------ Record excerpts

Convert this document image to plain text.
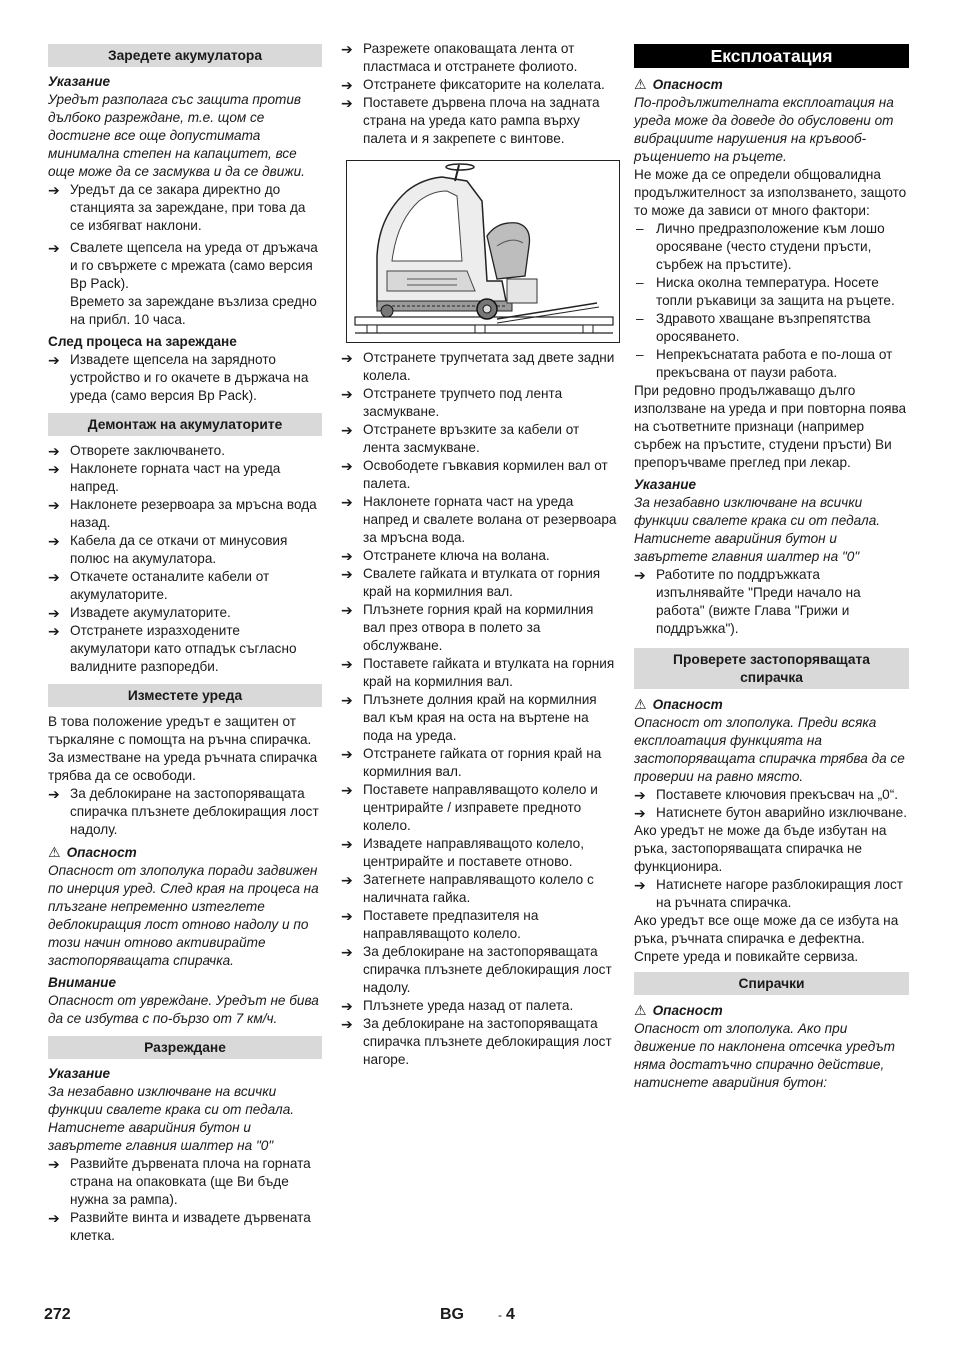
Заредете акумулатора
Указание
Уредът разполага със защита против дълбоко разреждане, т.е. щом се достигне все още допустимата минимална степен на капацитет, все още може да се засмуква и да се движи.
➔ Уредът да се закара директно до станцията за зареждане, при това да се избягват наклони.
➔ Свалете щепсела на уреда от дръжача и го свържете с мрежата (само версия Bp Pack).
Времето за зареждане възлиза средно на прибл. 10 часа.
След процеса на зареждане
➔ Извадете щепсела на зарядното устройство и го окачете в държача на уреда (само версия Bp Pack).
Демонтаж на акумулаторите
➔ Отворете заключването.
➔ Наклонете горната част на уреда напред.
➔ Наклонете резервоара за мръсна вода назад.
➔ Кабела да се откачи от минусовия полюс на акумулатора.
➔ Откачете останалите кабели от акумулаторите.
➔ Извадете акумулаторите.
➔ Отстранете изразходените акумулатори като отпадък съгласно валидните разпоредби.
Изместете уреда
В това положение уредът е защитен от търкаляне с помощта на ръчна спирачка. За изместване на уреда ръчната спирачка трябва да се освободи.
➔ За деблокиране на застопоряващата спирачка плъзнете деблокиращия лост надолу.
⚠ Опасност
Опасност от злополука поради задвижен по инерция уред. След края на процеса на плъзгане непременно изтеглете деблокиращия лост отново надолу и по този начин отново активирайте застопоряващата спирачка.
Внимание
Опасност от увреждане. Уредът не бива да се избутва с по-бързо от 7 км/ч.
Разреждане
Указание
За незабавно изключване на всички функции свалете крака си от педала. Натиснете аварийния бутон и завъртете главния шалтер на "0"
➔ Развийте дървената плоча на горната страна на опаковката (ще Ви бъде нужна за рампа).
➔ Развийте винта и извадете дървената клетка.
➔ Разрежете опаковащата лента от пластмаса и отстранете фолиото.
➔ Отстранете фиксаторите на колелата.
➔ Поставете дървена плоча на задната страна на уреда като рампа върху палета и я закрепете с винтове.
➔ Отстранете трупчетата зад двете задни колела.
➔ Отстранете трупчето под лента засмукване.
➔ Отстранете връзките за кабели от лента засмукване.
➔ Освободете гъвкавия кормилен вал от палета.
➔ Наклонете горната част на уреда напред и свалете волана от резервоара за мръсна вода.
➔ Отстранете ключа на волана.
➔ Свалете гайката и втулката от горния край на кормилния вал.
➔ Плъзнете горния край на кормилния вал през отвора в полето за обслужване.
➔ Поставете гайката и втулката на горния край на кормилния вал.
➔ Плъзнете долния край на кормилния вал към края на оста на въртене на пода на уреда.
➔ Отстранете гайката от горния край на кормилния вал.
➔ Поставете направляващото колело и центрирайте / изправете предното колело.
➔ Извадете направляващото колело, центрирайте и поставете отново.
➔ Затегнете направляващото колело с наличната гайка.
➔ Поставете предпазителя на направляващото колело.
➔ За деблокиране на застопоряващата спирачка плъзнете деблокиращия лост надолу.
➔ Плъзнете уреда назад от палета.
➔ За деблокиране на застопоряващата спирачка плъзнете деблокиращия лост нагоре.
Експлоатация
⚠ Опасност
По-продължителната експлоатация на уреда може да доведе до обусловени от вибрациите нарушения на кръвооб-ръщението на ръцете.
Не може да се определи общовалидна продължителност за използването, защото то може да зависи от много фактори:
– Лично предразположение към лошо оросяване (често студени пръсти, сърбеж на пръстите).
– Ниска околна температура. Носете топли ръкавици за защита на ръцете.
– Здравото хващане възпрепятства оросяването.
– Непрекъснатата работа е по-лоша от прекъсвана от паузи работа.
При редовно продължаващо дълго използване на уреда и при повторна поява на съответните признаци (например сърбеж на пръстите, студени пръсти) Ви препоръчваме преглед при лекар.
Указание
За незабавно изключване на всички функции свалете крака си от педала. Натиснете аварийния бутон и завъртете главния шалтер на "0"
➔ Работите по поддръжката изпълнявайте "Преди начало на работа" (вижте Глава "Грижи и поддръжка").
Проверете застопоряващата спирачка
⚠ Опасност
Опасност от злополука. Преди всяка експлоатация функцията на застопоряващата спирачка трябва да се проверии на равно място.
➔ Поставете ключовия прекъсвач на „0“.
➔ Натиснете бутон аварийно изключване.
Ако уредът не може да бъде избутан на ръка, застопоряващата спирачка не функционира.
➔ Натиснете нагоре разблокиращия лост на ръчната спирачка.
Ако уредът все още може да се избута на ръка, ръчната спирачка е дефектна. Спрете уреда и повикайте сервиза.
Спирачки
⚠ Опасност
Опасност от злополука. Ако при движение по наклонена отсечка уредът няма достатъчно спирачно действие, натиснете аварийния бутон:
272	BG	- 4
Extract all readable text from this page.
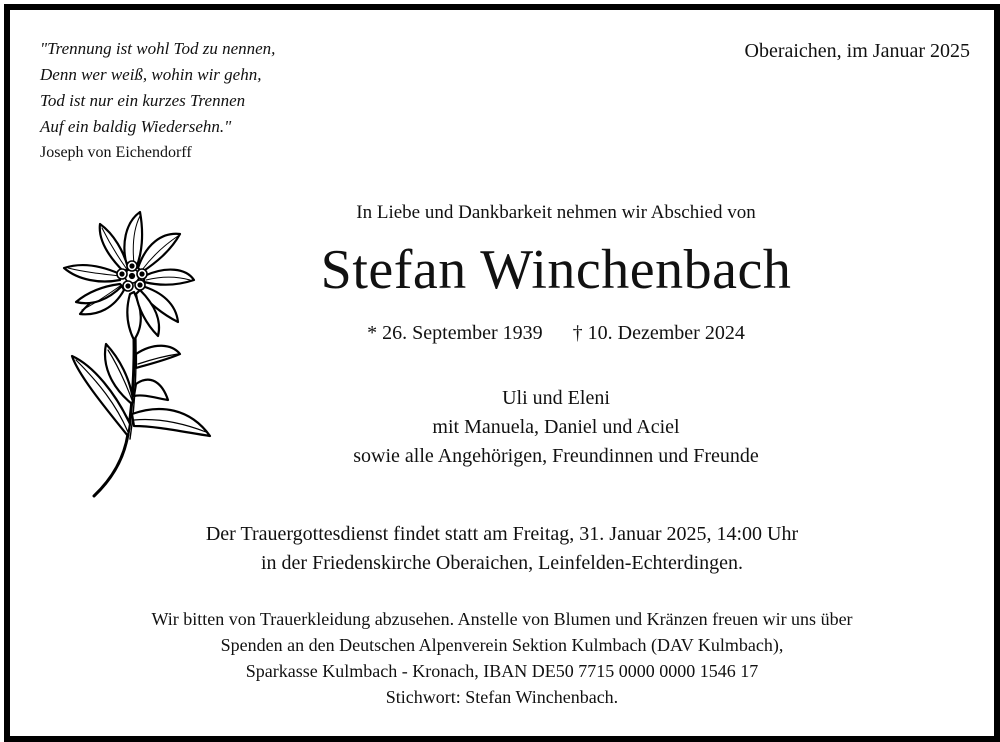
"Trennung ist wohl Tod zu nennen,
Denn wer weiß, wohin wir gehn,
Tod ist nur ein kurzes Trennen
Auf ein baldig Wiedersehn."
Joseph von Eichendorff
Oberaichen, im Januar 2025
In Liebe und Dankbarkeit nehmen wir Abschied von
Stefan Winchenbach
* 26. September 1939 † 10. Dezember 2024
Uli und Eleni
mit Manuela, Daniel und Aciel
sowie alle Angehörigen, Freundinnen und Freunde
Der Trauergottesdienst findet statt am Freitag, 31. Januar 2025, 14:00 Uhr
in der Friedenskirche Oberaichen, Leinfelden-Echterdingen.
Wir bitten von Trauerkleidung abzusehen. Anstelle von Blumen und Kränzen freuen wir uns über
Spenden an den Deutschen Alpenverein Sektion Kulmbach (DAV Kulmbach),
Sparkasse Kulmbach - Kronach, IBAN DE50 7715 0000 0000 1546 17
Stichwort: Stefan Winchenbach.
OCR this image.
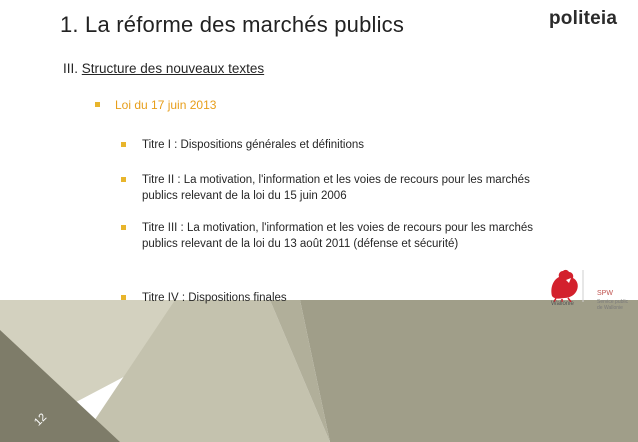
1. La réforme des marchés publics	politeia
III. Structure des nouveaux textes
Loi du 17 juin 2013
Titre I : Dispositions générales et définitions
Titre II : La motivation, l'information et les voies de recours pour les marchés publics relevant de la loi du 15 juin 2006
Titre III : La motivation, l'information et les voies de recours pour les marchés publics relevant de la loi du 13 août 2011 (défense et sécurité)
Titre IV : Dispositions finales	Wallonie
SPW
Service public
de Wallonie
12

------------

* _Objective_:
Beginning with the line containing "Extract all readable text from this page." and ending with the last line of the material, output each line exactly; do not include pictures.

* _Finished answer_:
Extract all readable text from this page.
"Trennung ist wohl Tod zu nennen,
Denn wer weiß, wohin wir gehn,
Tod ist nur ein kurzes Trennen
Auf ein baldig Wiedersehn."
Joseph von Eichendorff
Oberaichen, im Januar 2025
In Liebe und Dankbarkeit nehmen wir Abschied von
Stefan Winchenbach
* 26. September 1939 † 10. Dezember 2024
Uli und Eleni
mit Manuela, Daniel und Aciel
sowie alle Angehörigen, Freundinnen und Freunde
Der Trauergottesdienst findet statt am Freitag, 31. Januar 2025, 14:00 Uhr
in der Friedenskirche Oberaichen, Leinfelden-Echterdingen.
Wir bitten von Trauerkleidung abzusehen. Anstelle von Blumen und Kränzen freuen wir uns über
Spenden an den Deutschen Alpenverein Sektion Kulmbach (DAV Kulmbach),
Sparkasse Kulmbach - Kronach, IBAN DE50 7715 0000 0000 1546 17
Stichwort: Stefan Winchenbach.
OCR this image.
1. La réforme des marchés publics	politeia
III. Structure des nouveaux textes
Loi du 17 juin 2013
Titre I : Dispositions générales et définitions
Titre II : La motivation, l'information et les voies de recours pour les marchés publics relevant de la loi du 15 juin 2006
Titre III : La motivation, l'information et les voies de recours pour les marchés publics relevant de la loi du 13 août 2011 (défense et sécurité)
Titre IV : Dispositions finales	Wallonie
SPW
Service public
de Wallonie
12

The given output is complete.